● **Aim**
Retype the tail of the data exactly, starting at the line containing "What data populates" and stopping at the last line.

● **Records supplied**
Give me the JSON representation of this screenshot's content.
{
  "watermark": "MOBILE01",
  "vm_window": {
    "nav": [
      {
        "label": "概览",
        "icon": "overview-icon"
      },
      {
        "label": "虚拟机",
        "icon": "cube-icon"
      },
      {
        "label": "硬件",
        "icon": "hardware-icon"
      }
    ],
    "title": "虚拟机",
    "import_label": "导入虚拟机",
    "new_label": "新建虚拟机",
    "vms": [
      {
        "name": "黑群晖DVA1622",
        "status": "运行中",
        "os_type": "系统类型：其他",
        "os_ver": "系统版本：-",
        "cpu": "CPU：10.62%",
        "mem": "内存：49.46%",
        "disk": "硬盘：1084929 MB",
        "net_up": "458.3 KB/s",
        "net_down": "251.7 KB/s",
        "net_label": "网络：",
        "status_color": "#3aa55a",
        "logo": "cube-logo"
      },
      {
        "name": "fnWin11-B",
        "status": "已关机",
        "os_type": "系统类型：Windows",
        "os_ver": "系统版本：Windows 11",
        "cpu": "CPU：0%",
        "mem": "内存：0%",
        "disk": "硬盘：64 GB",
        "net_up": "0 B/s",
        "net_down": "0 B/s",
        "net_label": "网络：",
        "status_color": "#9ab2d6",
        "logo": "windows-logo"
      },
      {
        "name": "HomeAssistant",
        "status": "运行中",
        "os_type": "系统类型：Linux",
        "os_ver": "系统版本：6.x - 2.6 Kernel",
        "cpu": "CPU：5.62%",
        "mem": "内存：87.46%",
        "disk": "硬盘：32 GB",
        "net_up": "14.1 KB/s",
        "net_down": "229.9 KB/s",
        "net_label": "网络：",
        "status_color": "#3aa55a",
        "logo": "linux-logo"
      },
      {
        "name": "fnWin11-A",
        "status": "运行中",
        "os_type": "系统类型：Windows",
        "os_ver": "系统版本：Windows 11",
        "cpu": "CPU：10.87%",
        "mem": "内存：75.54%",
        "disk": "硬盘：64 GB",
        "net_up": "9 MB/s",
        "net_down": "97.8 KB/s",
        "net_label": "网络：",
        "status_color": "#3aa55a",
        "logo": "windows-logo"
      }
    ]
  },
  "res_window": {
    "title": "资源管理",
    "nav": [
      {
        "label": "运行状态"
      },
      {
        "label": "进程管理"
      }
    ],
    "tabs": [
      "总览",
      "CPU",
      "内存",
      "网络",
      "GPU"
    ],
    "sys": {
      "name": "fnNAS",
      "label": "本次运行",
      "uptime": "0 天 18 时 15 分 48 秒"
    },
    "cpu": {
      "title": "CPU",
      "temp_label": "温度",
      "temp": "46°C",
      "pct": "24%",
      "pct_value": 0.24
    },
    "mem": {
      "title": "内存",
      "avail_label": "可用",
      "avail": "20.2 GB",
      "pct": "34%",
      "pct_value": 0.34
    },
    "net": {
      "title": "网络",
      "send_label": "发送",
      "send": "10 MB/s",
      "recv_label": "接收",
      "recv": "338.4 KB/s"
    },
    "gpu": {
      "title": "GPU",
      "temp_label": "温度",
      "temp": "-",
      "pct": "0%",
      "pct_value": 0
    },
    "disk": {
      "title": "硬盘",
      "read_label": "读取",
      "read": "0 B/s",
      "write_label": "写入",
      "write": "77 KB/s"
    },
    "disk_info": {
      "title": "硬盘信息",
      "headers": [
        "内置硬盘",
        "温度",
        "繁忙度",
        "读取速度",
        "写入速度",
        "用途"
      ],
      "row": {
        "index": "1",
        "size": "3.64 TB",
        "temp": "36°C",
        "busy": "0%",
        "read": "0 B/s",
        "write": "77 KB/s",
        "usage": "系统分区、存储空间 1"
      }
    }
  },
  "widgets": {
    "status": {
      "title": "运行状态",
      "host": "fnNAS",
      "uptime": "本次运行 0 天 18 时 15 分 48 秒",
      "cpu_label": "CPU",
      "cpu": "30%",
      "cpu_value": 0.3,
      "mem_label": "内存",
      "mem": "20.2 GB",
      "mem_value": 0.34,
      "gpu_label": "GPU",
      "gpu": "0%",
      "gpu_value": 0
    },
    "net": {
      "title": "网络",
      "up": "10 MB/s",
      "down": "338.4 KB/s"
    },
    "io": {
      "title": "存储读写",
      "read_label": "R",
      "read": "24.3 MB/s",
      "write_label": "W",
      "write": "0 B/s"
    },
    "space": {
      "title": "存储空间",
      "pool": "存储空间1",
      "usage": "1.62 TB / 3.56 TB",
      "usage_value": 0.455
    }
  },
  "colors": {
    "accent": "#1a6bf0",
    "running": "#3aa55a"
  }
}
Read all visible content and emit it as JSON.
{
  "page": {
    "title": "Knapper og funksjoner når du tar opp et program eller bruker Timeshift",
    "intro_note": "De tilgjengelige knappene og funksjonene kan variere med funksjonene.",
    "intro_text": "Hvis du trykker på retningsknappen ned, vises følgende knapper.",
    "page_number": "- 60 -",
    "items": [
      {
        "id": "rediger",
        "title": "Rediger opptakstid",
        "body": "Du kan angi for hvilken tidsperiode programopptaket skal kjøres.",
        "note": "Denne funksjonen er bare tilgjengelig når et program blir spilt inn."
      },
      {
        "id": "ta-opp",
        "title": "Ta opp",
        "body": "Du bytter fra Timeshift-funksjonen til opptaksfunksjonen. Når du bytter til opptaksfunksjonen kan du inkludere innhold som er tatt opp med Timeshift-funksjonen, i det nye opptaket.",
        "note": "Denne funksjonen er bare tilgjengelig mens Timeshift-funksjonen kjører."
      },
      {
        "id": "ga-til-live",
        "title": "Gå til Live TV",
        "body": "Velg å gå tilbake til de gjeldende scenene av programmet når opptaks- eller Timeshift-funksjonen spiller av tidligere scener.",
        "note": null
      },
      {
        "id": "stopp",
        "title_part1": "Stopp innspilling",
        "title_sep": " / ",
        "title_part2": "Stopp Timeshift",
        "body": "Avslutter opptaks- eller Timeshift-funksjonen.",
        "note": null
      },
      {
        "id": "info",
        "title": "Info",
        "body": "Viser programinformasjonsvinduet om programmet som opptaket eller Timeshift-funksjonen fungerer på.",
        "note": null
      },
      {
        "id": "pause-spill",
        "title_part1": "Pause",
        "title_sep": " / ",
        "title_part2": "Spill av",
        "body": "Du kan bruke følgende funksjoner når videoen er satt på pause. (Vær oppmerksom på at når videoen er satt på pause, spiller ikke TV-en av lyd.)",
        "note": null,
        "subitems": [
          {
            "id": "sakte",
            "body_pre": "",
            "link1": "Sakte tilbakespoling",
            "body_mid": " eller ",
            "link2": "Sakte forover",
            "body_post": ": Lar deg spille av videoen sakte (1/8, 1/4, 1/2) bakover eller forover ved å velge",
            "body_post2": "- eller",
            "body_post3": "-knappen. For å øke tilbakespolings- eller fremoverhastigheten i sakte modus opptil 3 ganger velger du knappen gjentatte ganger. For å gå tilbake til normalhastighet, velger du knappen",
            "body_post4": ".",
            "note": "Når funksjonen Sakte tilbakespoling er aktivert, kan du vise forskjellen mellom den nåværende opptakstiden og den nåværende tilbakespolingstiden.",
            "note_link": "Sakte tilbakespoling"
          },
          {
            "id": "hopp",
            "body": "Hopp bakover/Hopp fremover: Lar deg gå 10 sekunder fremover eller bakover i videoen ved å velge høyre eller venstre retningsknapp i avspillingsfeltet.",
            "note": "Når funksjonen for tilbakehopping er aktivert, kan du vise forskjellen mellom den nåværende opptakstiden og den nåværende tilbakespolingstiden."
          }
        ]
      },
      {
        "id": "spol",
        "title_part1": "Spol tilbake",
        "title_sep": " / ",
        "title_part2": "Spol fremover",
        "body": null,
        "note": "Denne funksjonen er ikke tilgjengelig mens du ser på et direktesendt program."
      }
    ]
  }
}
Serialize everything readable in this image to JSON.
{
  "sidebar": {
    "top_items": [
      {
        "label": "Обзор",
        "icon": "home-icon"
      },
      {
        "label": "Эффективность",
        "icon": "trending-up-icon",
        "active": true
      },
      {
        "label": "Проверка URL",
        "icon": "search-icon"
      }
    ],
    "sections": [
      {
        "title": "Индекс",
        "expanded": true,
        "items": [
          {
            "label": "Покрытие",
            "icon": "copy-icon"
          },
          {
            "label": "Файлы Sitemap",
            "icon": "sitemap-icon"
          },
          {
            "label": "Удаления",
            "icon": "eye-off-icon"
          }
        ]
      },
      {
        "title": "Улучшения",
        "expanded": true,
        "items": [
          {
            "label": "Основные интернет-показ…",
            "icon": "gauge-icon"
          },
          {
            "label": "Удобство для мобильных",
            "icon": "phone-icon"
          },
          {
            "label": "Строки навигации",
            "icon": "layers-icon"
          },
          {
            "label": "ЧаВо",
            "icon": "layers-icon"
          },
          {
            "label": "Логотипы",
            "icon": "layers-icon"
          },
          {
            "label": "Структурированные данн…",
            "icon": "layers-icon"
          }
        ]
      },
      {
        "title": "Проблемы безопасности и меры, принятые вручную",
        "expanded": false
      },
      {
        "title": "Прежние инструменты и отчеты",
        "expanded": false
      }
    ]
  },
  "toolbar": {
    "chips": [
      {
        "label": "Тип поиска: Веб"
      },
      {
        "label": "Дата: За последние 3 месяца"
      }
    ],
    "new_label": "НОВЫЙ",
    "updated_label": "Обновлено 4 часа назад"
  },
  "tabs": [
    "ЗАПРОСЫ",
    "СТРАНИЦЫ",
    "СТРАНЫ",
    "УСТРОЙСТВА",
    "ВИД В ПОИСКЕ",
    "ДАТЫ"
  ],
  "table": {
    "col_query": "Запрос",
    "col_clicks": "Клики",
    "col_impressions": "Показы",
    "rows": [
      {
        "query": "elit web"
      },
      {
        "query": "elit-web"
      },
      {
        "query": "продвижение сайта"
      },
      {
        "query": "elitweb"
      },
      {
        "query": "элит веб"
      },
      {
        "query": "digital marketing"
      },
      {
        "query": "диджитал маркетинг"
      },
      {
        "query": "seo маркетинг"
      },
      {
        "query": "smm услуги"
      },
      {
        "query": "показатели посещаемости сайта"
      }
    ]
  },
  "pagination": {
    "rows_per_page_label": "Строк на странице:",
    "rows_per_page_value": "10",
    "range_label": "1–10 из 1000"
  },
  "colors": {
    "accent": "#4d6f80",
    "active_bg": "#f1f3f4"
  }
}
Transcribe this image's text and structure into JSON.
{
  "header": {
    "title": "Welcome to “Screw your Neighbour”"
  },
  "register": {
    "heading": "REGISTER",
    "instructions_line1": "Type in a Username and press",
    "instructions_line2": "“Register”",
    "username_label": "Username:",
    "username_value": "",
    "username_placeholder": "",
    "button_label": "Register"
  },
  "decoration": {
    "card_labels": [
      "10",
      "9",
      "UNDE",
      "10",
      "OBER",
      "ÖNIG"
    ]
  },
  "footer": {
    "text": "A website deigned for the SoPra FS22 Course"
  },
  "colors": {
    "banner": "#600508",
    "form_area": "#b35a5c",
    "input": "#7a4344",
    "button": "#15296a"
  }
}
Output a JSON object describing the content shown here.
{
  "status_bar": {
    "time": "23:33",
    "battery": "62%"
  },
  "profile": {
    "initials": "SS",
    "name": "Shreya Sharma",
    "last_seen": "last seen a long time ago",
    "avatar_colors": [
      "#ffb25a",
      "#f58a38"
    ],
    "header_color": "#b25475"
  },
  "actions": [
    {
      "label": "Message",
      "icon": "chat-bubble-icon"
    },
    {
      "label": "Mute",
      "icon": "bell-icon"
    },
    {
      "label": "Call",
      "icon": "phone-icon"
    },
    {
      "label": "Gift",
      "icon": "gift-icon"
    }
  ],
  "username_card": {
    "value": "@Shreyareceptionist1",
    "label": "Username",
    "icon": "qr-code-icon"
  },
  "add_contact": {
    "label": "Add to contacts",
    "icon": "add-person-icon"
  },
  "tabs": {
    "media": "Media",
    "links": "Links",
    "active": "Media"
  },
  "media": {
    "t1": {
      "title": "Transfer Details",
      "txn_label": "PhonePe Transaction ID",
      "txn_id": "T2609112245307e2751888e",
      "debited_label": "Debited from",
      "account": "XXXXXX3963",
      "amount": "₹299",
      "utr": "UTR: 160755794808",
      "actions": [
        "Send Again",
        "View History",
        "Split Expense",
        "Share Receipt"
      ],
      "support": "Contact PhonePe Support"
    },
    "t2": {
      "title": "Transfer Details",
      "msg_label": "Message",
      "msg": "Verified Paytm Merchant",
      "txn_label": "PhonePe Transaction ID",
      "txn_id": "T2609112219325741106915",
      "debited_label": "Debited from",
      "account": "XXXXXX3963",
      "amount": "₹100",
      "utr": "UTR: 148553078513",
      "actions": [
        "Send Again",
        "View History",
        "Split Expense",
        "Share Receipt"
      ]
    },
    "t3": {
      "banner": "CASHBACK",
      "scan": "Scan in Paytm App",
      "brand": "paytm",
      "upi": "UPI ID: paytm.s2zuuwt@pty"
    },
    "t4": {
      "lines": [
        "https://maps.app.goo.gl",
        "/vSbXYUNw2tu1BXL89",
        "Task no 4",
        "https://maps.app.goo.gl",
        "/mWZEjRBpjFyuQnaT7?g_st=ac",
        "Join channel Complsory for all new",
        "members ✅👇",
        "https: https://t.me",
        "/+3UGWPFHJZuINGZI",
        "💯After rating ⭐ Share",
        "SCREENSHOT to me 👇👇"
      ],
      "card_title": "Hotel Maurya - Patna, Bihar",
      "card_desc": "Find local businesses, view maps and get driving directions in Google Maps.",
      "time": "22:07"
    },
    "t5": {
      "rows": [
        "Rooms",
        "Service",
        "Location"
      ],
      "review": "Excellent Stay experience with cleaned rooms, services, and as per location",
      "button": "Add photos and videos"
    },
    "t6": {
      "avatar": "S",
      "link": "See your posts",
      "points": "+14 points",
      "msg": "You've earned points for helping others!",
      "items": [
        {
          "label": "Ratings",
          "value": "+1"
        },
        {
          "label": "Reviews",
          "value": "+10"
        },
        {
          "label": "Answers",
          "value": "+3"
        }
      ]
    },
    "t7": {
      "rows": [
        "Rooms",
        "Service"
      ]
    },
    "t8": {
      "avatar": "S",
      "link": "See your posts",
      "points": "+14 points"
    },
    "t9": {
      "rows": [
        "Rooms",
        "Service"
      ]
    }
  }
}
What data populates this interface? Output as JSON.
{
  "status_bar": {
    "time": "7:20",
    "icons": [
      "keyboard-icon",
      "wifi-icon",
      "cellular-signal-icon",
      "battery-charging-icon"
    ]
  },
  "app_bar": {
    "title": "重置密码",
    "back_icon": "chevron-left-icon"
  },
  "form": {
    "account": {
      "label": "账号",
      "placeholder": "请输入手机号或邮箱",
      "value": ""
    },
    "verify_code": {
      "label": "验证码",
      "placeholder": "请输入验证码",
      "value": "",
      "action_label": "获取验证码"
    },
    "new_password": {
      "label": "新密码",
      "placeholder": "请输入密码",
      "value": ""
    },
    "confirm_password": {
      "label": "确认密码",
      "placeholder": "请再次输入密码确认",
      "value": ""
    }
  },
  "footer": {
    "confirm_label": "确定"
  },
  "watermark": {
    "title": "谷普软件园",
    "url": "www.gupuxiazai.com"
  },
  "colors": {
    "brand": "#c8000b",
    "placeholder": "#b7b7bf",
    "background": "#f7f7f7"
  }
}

● **Result of the task**
What data populates this interface? Output as JSON.
{
  "status_bar": {
    "time": "7:20",
    "icons": [
      "keyboard-icon",
      "wifi-icon",
      "cellular-signal-icon",
      "battery-charging-icon"
    ]
  },
  "app_bar": {
    "title": "重置密码",
    "back_icon": "chevron-left-icon"
  },
  "form": {
    "account": {
      "label": "账号",
      "placeholder": "请输入手机号或邮箱",
      "value": ""
    },
    "verify_code": {
      "label": "验证码",
      "placeholder": "请输入验证码",
      "value": "",
      "action_label": "获取验证码"
    },
    "new_password": {
      "label": "新密码",
      "placeholder": "请输入密码",
      "value": ""
    },
    "confirm_password": {
      "label": "确认密码",
      "placeholder": "请再次输入密码确认",
      "value": ""
    }
  },
  "footer": {
    "confirm_label": "确定"
  },
  "watermark": {
    "title": "谷普软件园",
    "url": "www.gupuxiazai.com"
  },
  "colors": {
    "brand": "#c8000b",
    "placeholder": "#b7b7bf",
    "background": "#f7f7f7"
  }
}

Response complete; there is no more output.